[Start of RECORDS FOR THIS EXERCISE]
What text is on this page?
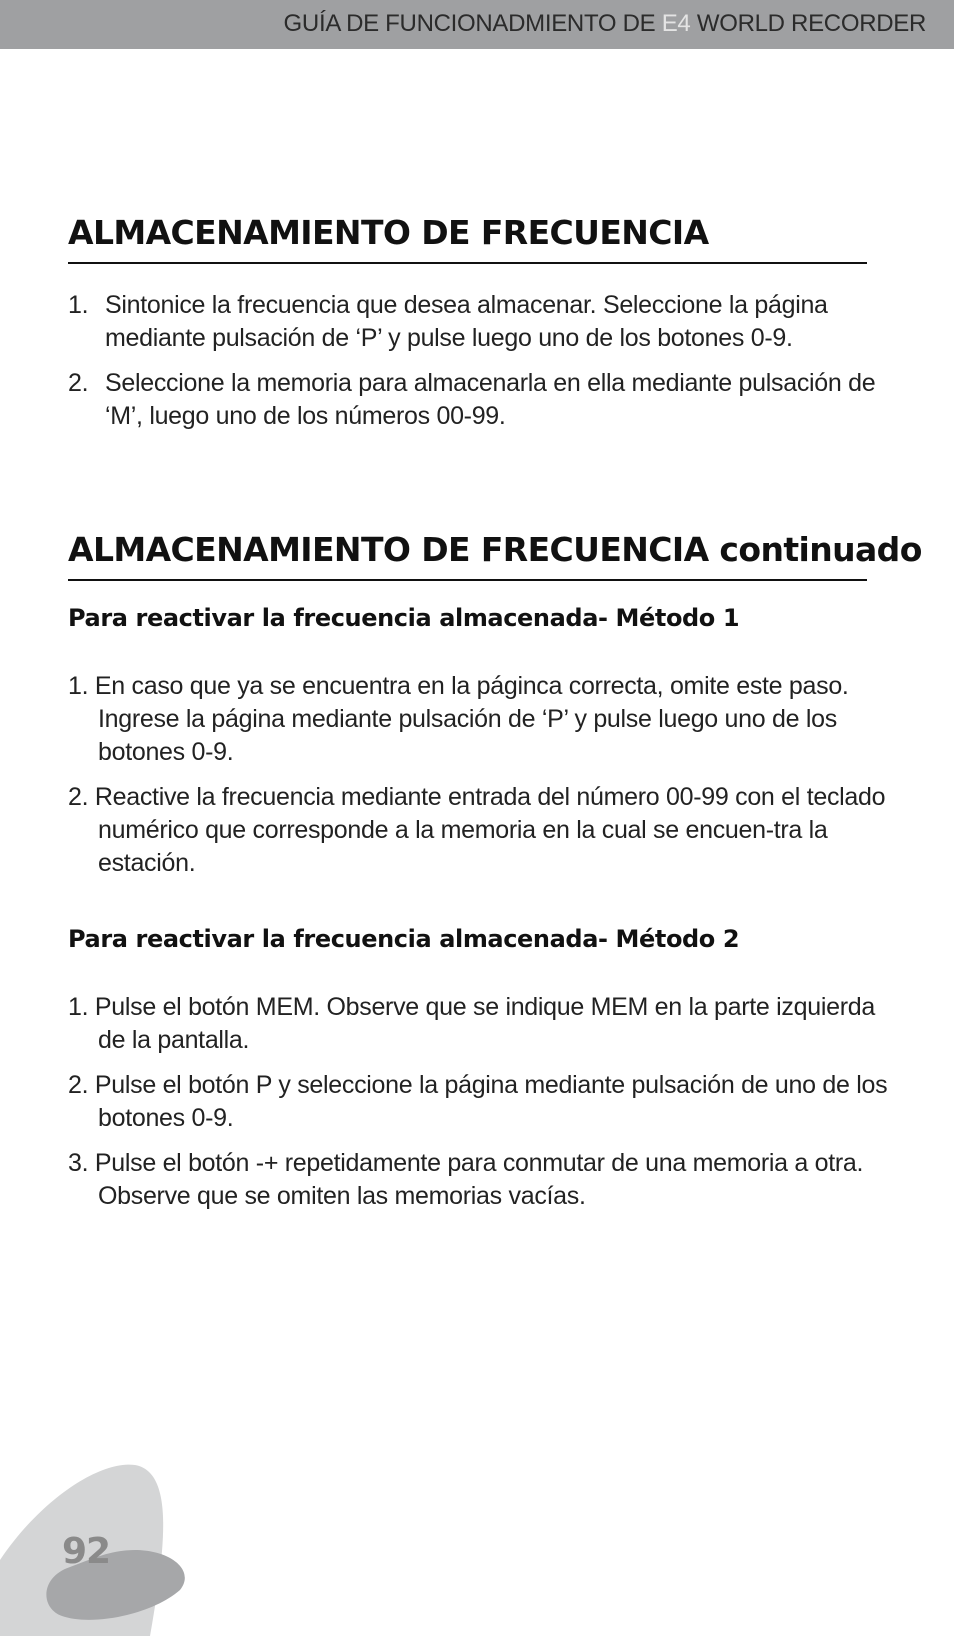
GUÍA DE FUNCIONADMIENTO DE E4 WORLD RECORDER
ALMACENAMIENTO DE FRECUENCIA
1. Sintonice la frecuencia que desea almacenar. Seleccione la página mediante pulsación de ‘P’ y pulse luego uno de los botones 0-9.
2. Seleccione la memoria para almacenarla en ella mediante pulsación de ‘M’, luego uno de los números 00-99.
ALMACENAMIENTO DE FRECUENCIA continuado
Para reactivar la frecuencia almacenada- Método 1
1. En caso que ya se encuentra en la páginca correcta, omite este paso. Ingrese la página mediante pulsación de ‘P’ y pulse luego uno de los botones 0-9.
2. Reactive la frecuencia mediante entrada del número 00-99 con el teclado numérico que corresponde a la memoria en la cual se encuen-tra la estación.
Para reactivar la frecuencia almacenada- Método 2
1. Pulse el botón MEM. Observe que se indique MEM en la parte izquierda de la pantalla.
2. Pulse el botón P y seleccione la página mediante pulsación de uno de los botones 0-9.
3. Pulse el botón -+ repetidamente para conmutar de una memoria a otra. Observe que se omiten las memorias vacías.
92
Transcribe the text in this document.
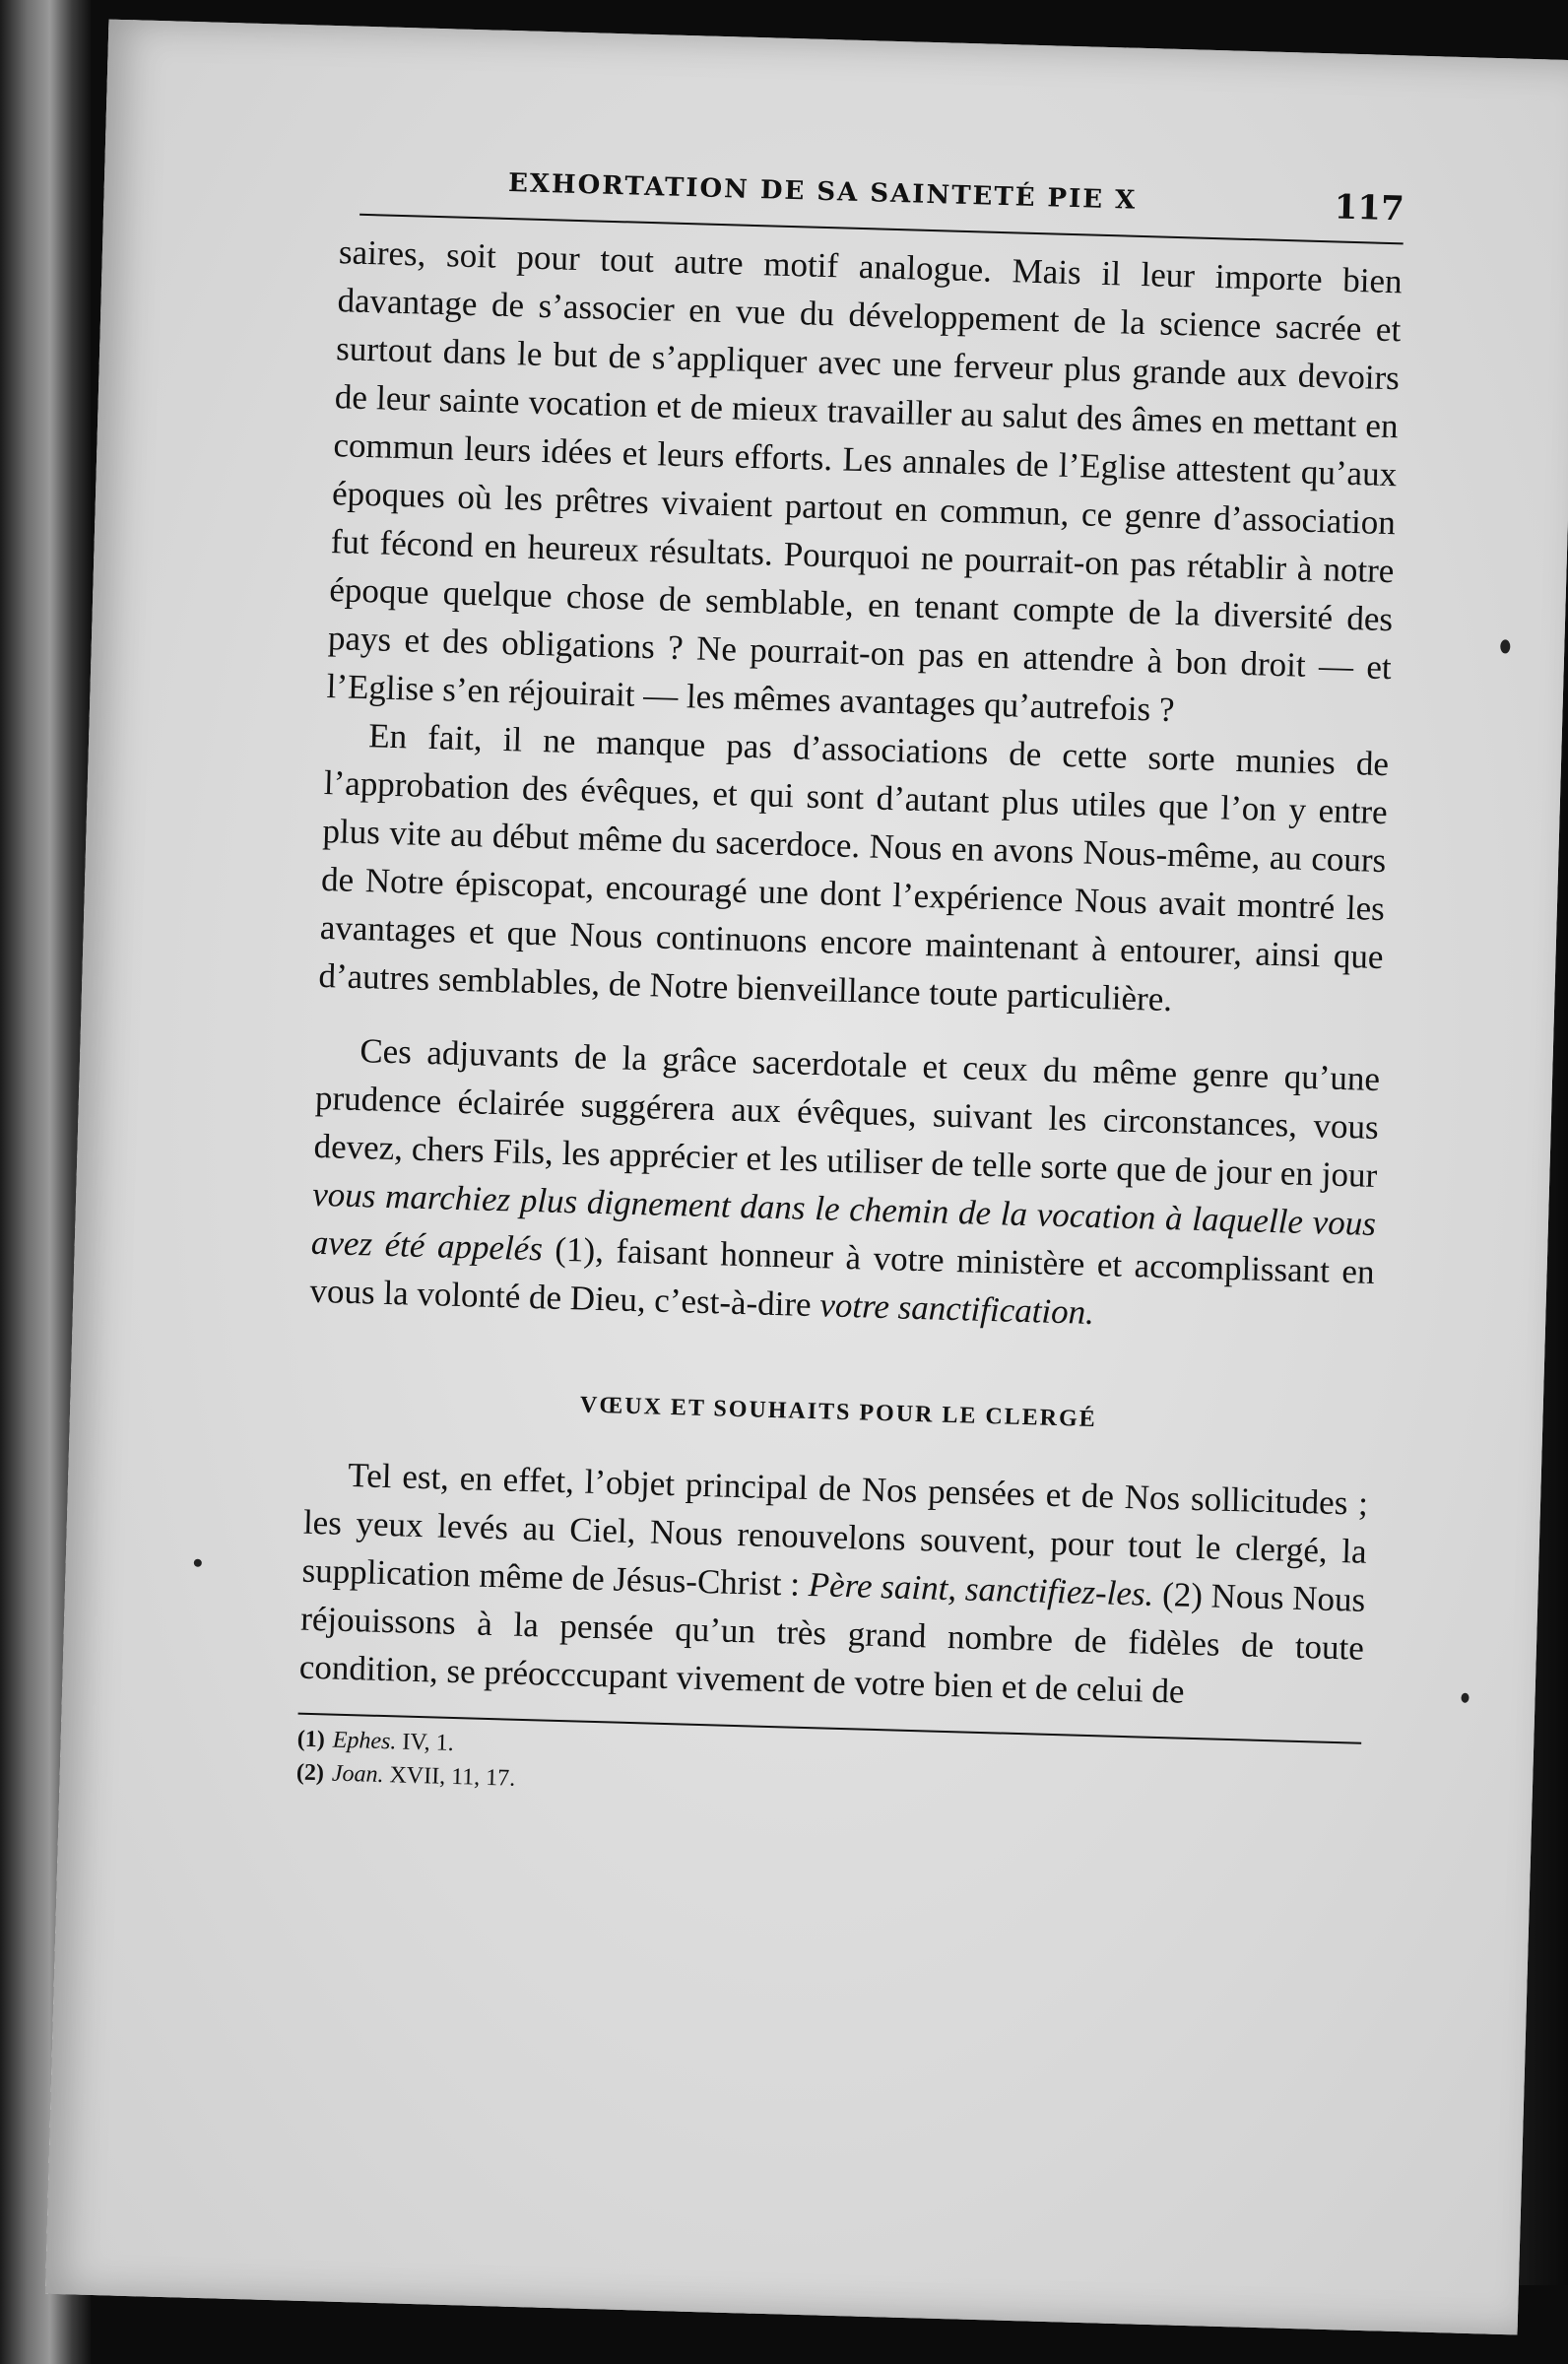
EXHORTATION DE SA SAINTETÉ PIE X	117

saires, soit pour tout autre motif analogue. Mais il leur importe bien davantage de s’associer en vue du développement de la science sacrée et surtout dans le but de s’appliquer avec une ferveur plus grande aux devoirs de leur sainte vocation et de mieux travailler au salut des âmes en mettant en commun leurs idées et leurs efforts. Les annales de l’Eglise attestent qu’aux époques où les prêtres vivaient partout en commun, ce genre d’association fut fécond en heureux résultats. Pourquoi ne pourrait-on pas rétablir à notre époque quelque chose de semblable, en tenant compte de la diversité des pays et des obligations ? Ne pourrait-on pas en attendre à bon droit — et l’Eglise s’en réjouirait — les mêmes avantages qu’autrefois ?

En fait, il ne manque pas d’associations de cette sorte munies de l’approbation des évêques, et qui sont d’autant plus utiles que l’on y entre plus vite au début même du sacerdoce. Nous en avons Nous-même, au cours de Notre épiscopat, encouragé une dont l’expérience Nous avait montré les avantages et que Nous continuons encore maintenant à entourer, ainsi que d’autres semblables, de Notre bienveillance toute particulière.

Ces adjuvants de la grâce sacerdotale et ceux du même genre qu’une prudence éclairée suggérera aux évêques, suivant les circonstances, vous devez, chers Fils, les apprécier et les utiliser de telle sorte que de jour en jour vous marchiez plus dignement dans le chemin de la vocation à laquelle vous avez été appelés (1), faisant honneur à votre ministère et accomplissant en vous la volonté de Dieu, c’est-à-dire votre sanctification.

VŒUX ET SOUHAITS POUR LE CLERGÉ

Tel est, en effet, l’objet principal de Nos pensées et de Nos sollicitudes ; les yeux levés au Ciel, Nous renouvelons souvent, pour tout le clergé, la supplication même de Jésus-Christ : Père saint, sanctifiez-les. (2) Nous Nous réjouissons à la pensée qu’un très grand nombre de fidèles de toute condition, se préocccupant vivement de votre bien et de celui de

(1) Ephes. IV, 1.
(2) Joan. XVII, 11, 17.
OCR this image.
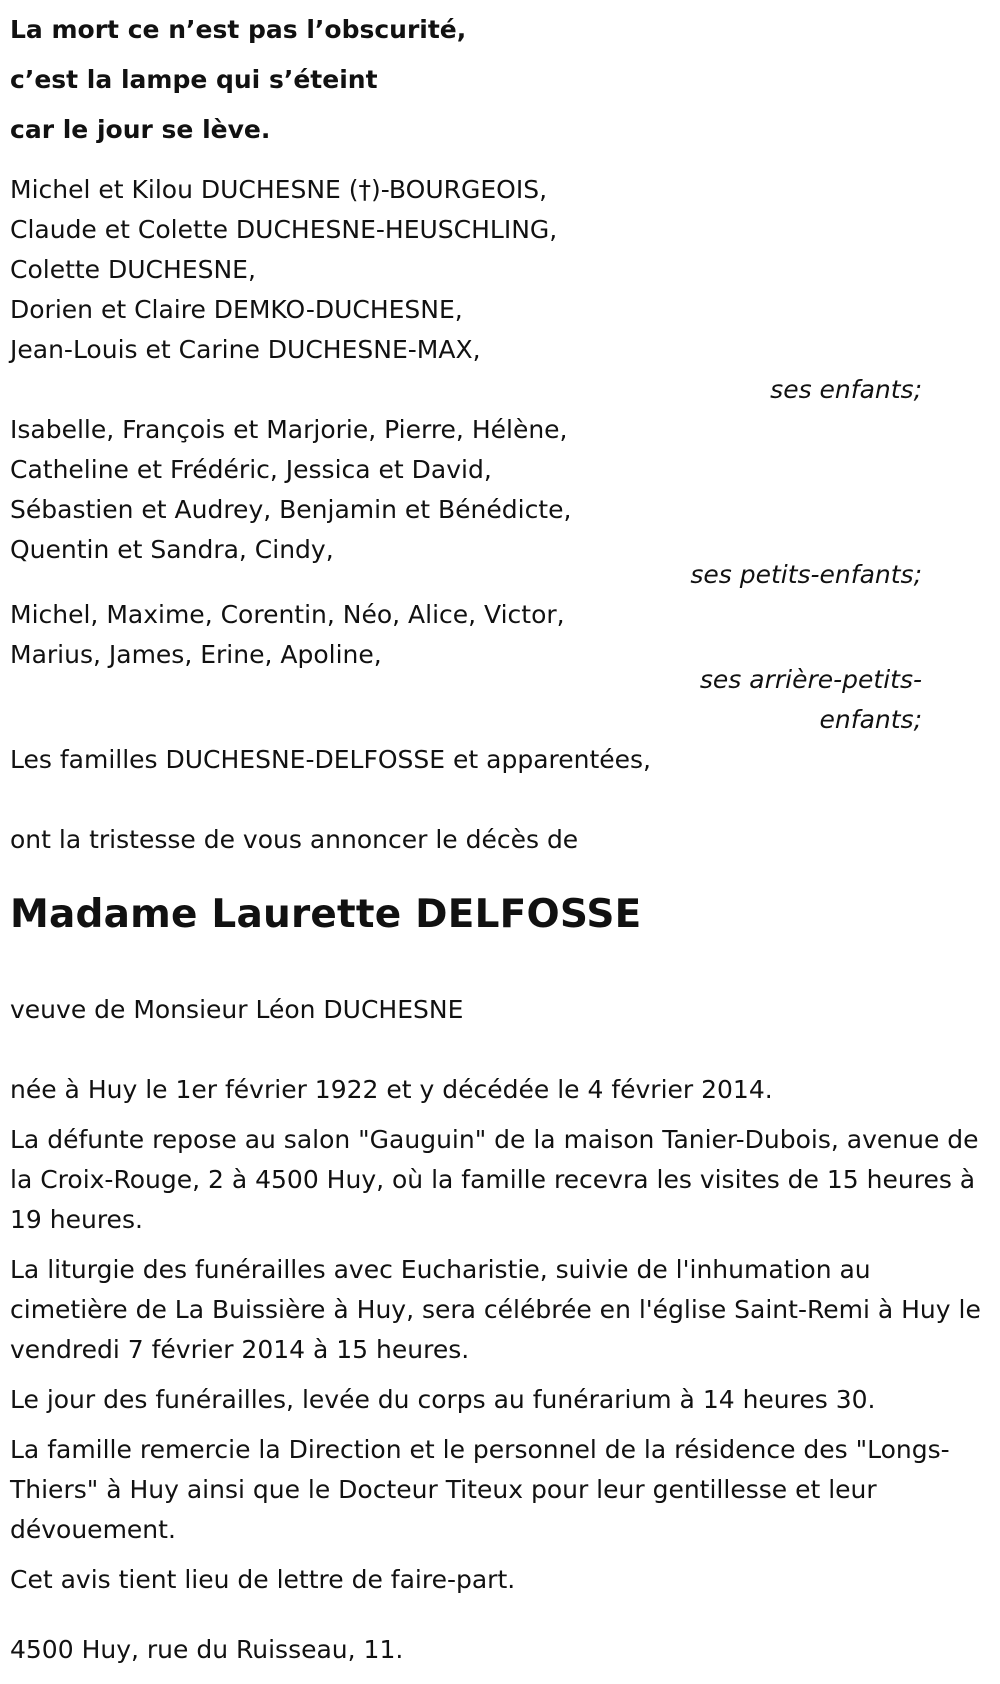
La mort ce n’est pas l’obscurité,
c’est la lampe qui s’éteint
car le jour se lève.
Michel et Kilou DUCHESNE (†)-BOURGEOIS,
Claude et Colette DUCHESNE-HEUSCHLING,
Colette DUCHESNE,
Dorien et Claire DEMKO-DUCHESNE,
Jean-Louis et Carine DUCHESNE-MAX,
ses enfants;
Isabelle, François et Marjorie, Pierre, Hélène,
Catheline et Frédéric, Jessica et David,
Sébastien et Audrey, Benjamin et Bénédicte,
Quentin et Sandra, Cindy,
ses petits-enfants;
Michel, Maxime, Corentin, Néo, Alice, Victor,
Marius, James, Erine, Apoline,
ses arrière-petits-
enfants;
Les familles DUCHESNE-DELFOSSE et apparentées,
ont la tristesse de vous annoncer le décès de
Madame Laurette DELFOSSE
veuve de Monsieur Léon DUCHESNE

née à Huy le 1er février 1922 et y décédée le 4 février 2014.

La défunte repose au salon "Gauguin" de la maison Tanier-Dubois, avenue de la Croix-Rouge, 2 à 4500 Huy, où la famille recevra les visites de 15 heures à 19 heures.

La liturgie des funérailles avec Eucharistie, suivie de l'inhumation au cimetière de La Buissière à Huy, sera célébrée en l'église Saint-Remi à Huy le vendredi 7 février 2014 à 15 heures.

Le jour des funérailles, levée du corps au funérarium à 14 heures 30.

La famille remercie la Direction et le personnel de la résidence des "Longs-Thiers" à Huy ainsi que le Docteur Titeux pour leur gentillesse et leur dévouement.

Cet avis tient lieu de lettre de faire-part.

4500 Huy, rue du Ruisseau, 11.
[End of RECORDS FOR THIS EXERCISE]
EXERCISE PROMPT: Retype the entries word for word. Omit any images.

SOLUTION TO THIS EXERCISE:
What text is on this page?
GUÍA DE FUNCIONADMIENTO DE E4 WORLD RECORDER
ALMACENAMIENTO DE FRECUENCIA
1. Sintonice la frecuencia que desea almacenar. Seleccione la página mediante pulsación de ‘P’ y pulse luego uno de los botones 0-9.
2. Seleccione la memoria para almacenarla en ella mediante pulsación de ‘M’, luego uno de los números 00-99.
ALMACENAMIENTO DE FRECUENCIA continuado
Para reactivar la frecuencia almacenada- Método 1
1. En caso que ya se encuentra en la páginca correcta, omite este paso. Ingrese la página mediante pulsación de ‘P’ y pulse luego uno de los botones 0-9.
2. Reactive la frecuencia mediante entrada del número 00-99 con el teclado numérico que corresponde a la memoria en la cual se encuen-tra la estación.
Para reactivar la frecuencia almacenada- Método 2
1. Pulse el botón MEM. Observe que se indique MEM en la parte izquierda de la pantalla.
2. Pulse el botón P y seleccione la página mediante pulsación de uno de los botones 0-9.
3. Pulse el botón -+ repetidamente para conmutar de una memoria a otra. Observe que se omiten las memorias vacías.
92
Transcribe the text in this document.
EXHORTATION DE SA SAINTETÉ PIE X	117

saires, soit pour tout autre motif analogue. Mais il leur importe bien davantage de s’associer en vue du développement de la science sacrée et surtout dans le but de s’appliquer avec une ferveur plus grande aux devoirs de leur sainte vocation et de mieux travailler au salut des âmes en mettant en commun leurs idées et leurs efforts. Les annales de l’Eglise attestent qu’aux époques où les prêtres vivaient partout en commun, ce genre d’association fut fécond en heureux résultats. Pourquoi ne pourrait-on pas rétablir à notre époque quelque chose de semblable, en tenant compte de la diversité des pays et des obligations ? Ne pourrait-on pas en attendre à bon droit — et l’Eglise s’en réjouirait — les mêmes avantages qu’autrefois ?

En fait, il ne manque pas d’associations de cette sorte munies de l’approbation des évêques, et qui sont d’autant plus utiles que l’on y entre plus vite au début même du sacerdoce. Nous en avons Nous-même, au cours de Notre épiscopat, encouragé une dont l’expérience Nous avait montré les avantages et que Nous continuons encore maintenant à entourer, ainsi que d’autres semblables, de Notre bienveillance toute particulière.

Ces adjuvants de la grâce sacerdotale et ceux du même genre qu’une prudence éclairée suggérera aux évêques, suivant les circonstances, vous devez, chers Fils, les apprécier et les utiliser de telle sorte que de jour en jour vous marchiez plus dignement dans le chemin de la vocation à laquelle vous avez été appelés (1), faisant honneur à votre ministère et accomplissant en vous la volonté de Dieu, c’est-à-dire votre sanctification.

VŒUX ET SOUHAITS POUR LE CLERGÉ

Tel est, en effet, l’objet principal de Nos pensées et de Nos sollicitudes ; les yeux levés au Ciel, Nous renouvelons souvent, pour tout le clergé, la supplication même de Jésus-Christ : Père saint, sanctifiez-les. (2) Nous Nous réjouissons à la pensée qu’un très grand nombre de fidèles de toute condition, se préocccupant vivement de votre bien et de celui de

(1) Ephes. IV, 1.
(2) Joan. XVII, 11, 17.
OCR this image.
La mort ce n’est pas l’obscurité,
c’est la lampe qui s’éteint
car le jour se lève.
Michel et Kilou DUCHESNE (†)-BOURGEOIS,
Claude et Colette DUCHESNE-HEUSCHLING,
Colette DUCHESNE,
Dorien et Claire DEMKO-DUCHESNE,
Jean-Louis et Carine DUCHESNE-MAX,
ses enfants;
Isabelle, François et Marjorie, Pierre, Hélène,
Catheline et Frédéric, Jessica et David,
Sébastien et Audrey, Benjamin et Bénédicte,
Quentin et Sandra, Cindy,
ses petits-enfants;
Michel, Maxime, Corentin, Néo, Alice, Victor,
Marius, James, Erine, Apoline,
ses arrière-petits-
enfants;
Les familles DUCHESNE-DELFOSSE et apparentées,
ont la tristesse de vous annoncer le décès de
Madame Laurette DELFOSSE
veuve de Monsieur Léon DUCHESNE

née à Huy le 1er février 1922 et y décédée le 4 février 2014.

La défunte repose au salon "Gauguin" de la maison Tanier-Dubois, avenue de la Croix-Rouge, 2 à 4500 Huy, où la famille recevra les visites de 15 heures à 19 heures.

La liturgie des funérailles avec Eucharistie, suivie de l'inhumation au cimetière de La Buissière à Huy, sera célébrée en l'église Saint-Remi à Huy le vendredi 7 février 2014 à 15 heures.

Le jour des funérailles, levée du corps au funérarium à 14 heures 30.

La famille remercie la Direction et le personnel de la résidence des "Longs-Thiers" à Huy ainsi que le Docteur Titeux pour leur gentillesse et leur dévouement.

Cet avis tient lieu de lettre de faire-part.

4500 Huy, rue du Ruisseau, 11.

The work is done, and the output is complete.